Rb. Zeeland-West-Brabant, 19-12-2019, nr. BRE - 19 , 1953
ECLI:NL:RBZWB:2019:5771
- Instantie
Rechtbank Zeeland-West-Brabant
- Datum
19-12-2019
- Zaaknummer
BRE - 19 _ 1953
- Vakgebied(en)
Belastingrecht algemeen (V)
- Brondocumenten en formele relaties
ECLI:NL:RBZWB:2019:5771, Uitspraak, Rechtbank Zeeland-West-Brabant, 19‑12‑2019; (Eerste aanleg - meervoudig)
- Vindplaatsen
V-N 2020/16.27 met annotatie van Redactie
NLF 2020/0551 met annotatie van
NTFR 2020/1068 met annotatie van mr. drs. W.A. de Paepe
Uitspraak 19‑12‑2019
Inhoudsindicatie
Bestuurdersaansprakelijkheid. Melding betalingsonmacht niet vervallen. Ontvanger wist van betalingsmoeilijkheden na melding en betalingsregeling voor specifieke naheffing. Latere naheffingen steeds te laat betaald. Melding betalingsonmacht vervalt dan enkel als ontvanger dat meedeelt (ECLI:NL:HR:2014:419). Immateriële schadevergoeding bij terugwijzing door Hof naar rechtbank. Behandeling eerste feitelijke aanleg telt door na onderbreking voor appel. Rechtbank telt redelijke termijn voor tweede feitelijke aanleg ook mee.
Partij(en)
RECHTBANK ZEELAND-WEST-BRABANT
Belastingrecht, meervoudige kamer
Locatie: Breda
Zaaknummer BRE 19/1953
uitspraak van 19 december 2019
Uitspraak als bedoeld in afdeling 8.2.6 van de Algemene wet bestuursrecht (Awb) in het geding tussen
[belanghebbende] , wonende te [woonplaats] ,
belanghebbende,
en
de ontvanger van de Belastingdienst,
de ontvanger.
1. Ontstaan en loop van het geding
1.1.
De ontvanger heeft belanghebbende bij beschikking met dagtekening 13 november 2015, nummer [aanslagnummer] .X.150.159 (hierna: de beschikking), aansprakelijk gesteld op grond van artikel 36 van de Invorderingswet (hierna: IW) in samenhang met artikel 32, tweede lid, van de IW en – naar de rechtbank verstaat – artikel 60 van de Wet financiering sociale verzekeringen en premiebesluiten. Na daartegen gemaakt bezwaar heeft de ontvanger bij uitspraak op bezwaar van 10 mei 2016 de beschikking gehandhaafd.
1.2.

§ **Gegevensset**:
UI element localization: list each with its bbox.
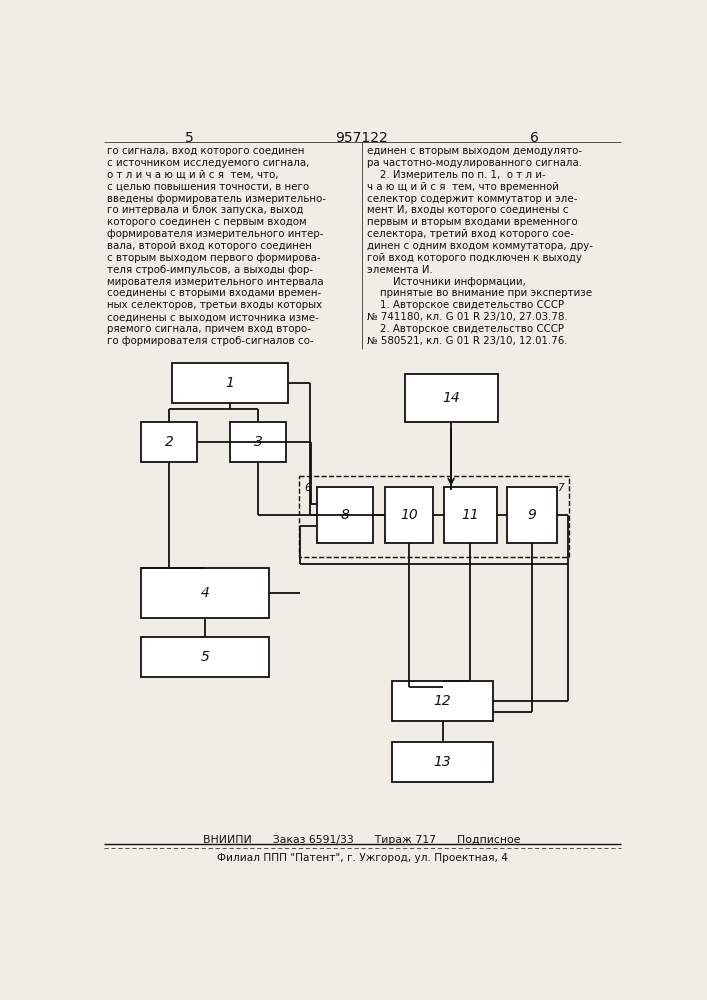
Text: вала, второй вход которого соединен: вала, второй вход которого соединен (107, 241, 312, 251)
Text: о т л и ч а ю щ и й с я  тем, что,: о т л и ч а ю щ и й с я тем, что, (107, 170, 279, 180)
Text: мирователя измерительного интервала: мирователя измерительного интервала (107, 277, 324, 287)
Text: Филиал ППП "Патент", г. Ужгород, ул. Проектная, 4: Филиал ППП "Патент", г. Ужгород, ул. Про… (216, 853, 508, 863)
Bar (172, 363, 288, 403)
Text: с целью повышения точности, в него: с целью повышения точности, в него (107, 182, 309, 192)
Text: 1. Авторское свидетельство СССР: 1. Авторское свидетельство СССР (368, 300, 564, 310)
Text: принятые во внимание при экспертизе: принятые во внимание при экспертизе (368, 288, 592, 298)
Bar (141, 568, 269, 618)
Text: 2. Авторское свидетельство СССР: 2. Авторское свидетельство СССР (368, 324, 564, 334)
Text: го сигнала, вход которого соединен: го сигнала, вход которого соединен (107, 146, 304, 156)
Text: 8: 8 (341, 508, 349, 522)
Text: соединены с выходом источника изме-: соединены с выходом источника изме- (107, 312, 319, 322)
Text: 14: 14 (442, 391, 460, 405)
Text: с вторым выходом первого формирова-: с вторым выходом первого формирова- (107, 253, 320, 263)
Text: динен с одним входом коммутатора, дру-: динен с одним входом коммутатора, дру- (368, 241, 593, 251)
Bar (507, 487, 557, 543)
Text: единен с вторым выходом демодулято-: единен с вторым выходом демодулято- (368, 146, 583, 156)
Text: № 741180, кл. G 01 R 23/10, 27.03.78.: № 741180, кл. G 01 R 23/10, 27.03.78. (368, 312, 568, 322)
Text: 3: 3 (254, 435, 262, 449)
Text: которого соединен с первым входом: которого соединен с первым входом (107, 217, 307, 227)
Text: го формирователя строб-сигналов со-: го формирователя строб-сигналов со- (107, 336, 314, 346)
Text: теля строб-импульсов, а выходы фор-: теля строб-импульсов, а выходы фор- (107, 265, 313, 275)
Text: 2: 2 (165, 435, 173, 449)
Text: 11: 11 (462, 508, 479, 522)
Bar (392, 742, 493, 782)
Text: соединены с вторыми входами времен-: соединены с вторыми входами времен- (107, 288, 321, 298)
Text: мент И, входы которого соединены с: мент И, входы которого соединены с (368, 205, 569, 215)
Bar (299, 476, 569, 557)
Text: с источником исследуемого сигнала,: с источником исследуемого сигнала, (107, 158, 310, 168)
Bar (404, 374, 498, 422)
Text: 12: 12 (433, 694, 452, 708)
Text: 9: 9 (527, 508, 537, 522)
Text: введены формирователь измерительно-: введены формирователь измерительно- (107, 194, 326, 204)
Text: селектора, третий вход которого сое-: селектора, третий вход которого сое- (368, 229, 574, 239)
Text: 2. Измеритель по п. 1,  о т л и-: 2. Измеритель по п. 1, о т л и- (368, 170, 546, 180)
Text: Источники информации,: Источники информации, (368, 277, 526, 287)
Bar (141, 422, 197, 462)
Text: 4: 4 (201, 586, 209, 600)
Text: элемента И.: элемента И. (368, 265, 433, 275)
Bar (317, 487, 373, 543)
Text: 6: 6 (305, 483, 311, 493)
Bar (385, 487, 433, 543)
Bar (444, 487, 497, 543)
Text: ра частотно-модулированного сигнала.: ра частотно-модулированного сигнала. (368, 158, 583, 168)
Bar (230, 422, 286, 462)
Text: 957122: 957122 (336, 131, 388, 145)
Text: селектор содержит коммутатор и эле-: селектор содержит коммутатор и эле- (368, 194, 578, 204)
Text: 1: 1 (226, 376, 235, 390)
Text: ряемого сигнала, причем вход второ-: ряемого сигнала, причем вход второ- (107, 324, 311, 334)
Text: 5: 5 (185, 131, 194, 145)
Text: го интервала и блок запуска, выход: го интервала и блок запуска, выход (107, 205, 303, 215)
Text: ВНИИПИ      Заказ 6591/33      Тираж 717      Подписное: ВНИИПИ Заказ 6591/33 Тираж 717 Подписное (203, 835, 520, 845)
Text: первым и вторым входами временного: первым и вторым входами временного (368, 217, 578, 227)
Bar (392, 681, 493, 721)
Bar (141, 637, 269, 677)
Text: гой вход которого подключен к выходу: гой вход которого подключен к выходу (368, 253, 583, 263)
Text: ч а ю щ и й с я  тем, что временной: ч а ю щ и й с я тем, что временной (368, 182, 559, 192)
Text: 13: 13 (433, 755, 452, 769)
Text: ных селекторов, третьи входы которых: ных селекторов, третьи входы которых (107, 300, 322, 310)
Text: 5: 5 (201, 650, 209, 664)
Text: формирователя измерительного интер-: формирователя измерительного интер- (107, 229, 324, 239)
Text: 7: 7 (557, 483, 563, 493)
Text: 10: 10 (400, 508, 418, 522)
Text: 6: 6 (530, 131, 539, 145)
Text: № 580521, кл. G 01 R 23/10, 12.01.76.: № 580521, кл. G 01 R 23/10, 12.01.76. (368, 336, 568, 346)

§ **Korte opgave**: Som alsjeblieft alle vindplaatsen op die het documentfragment vermeldt, elk met tijdschrift en nummer.

§ **Uitkomst oefening**:
V-N 2020/16.27
NLF 2020/0551
NTFR 2020/1068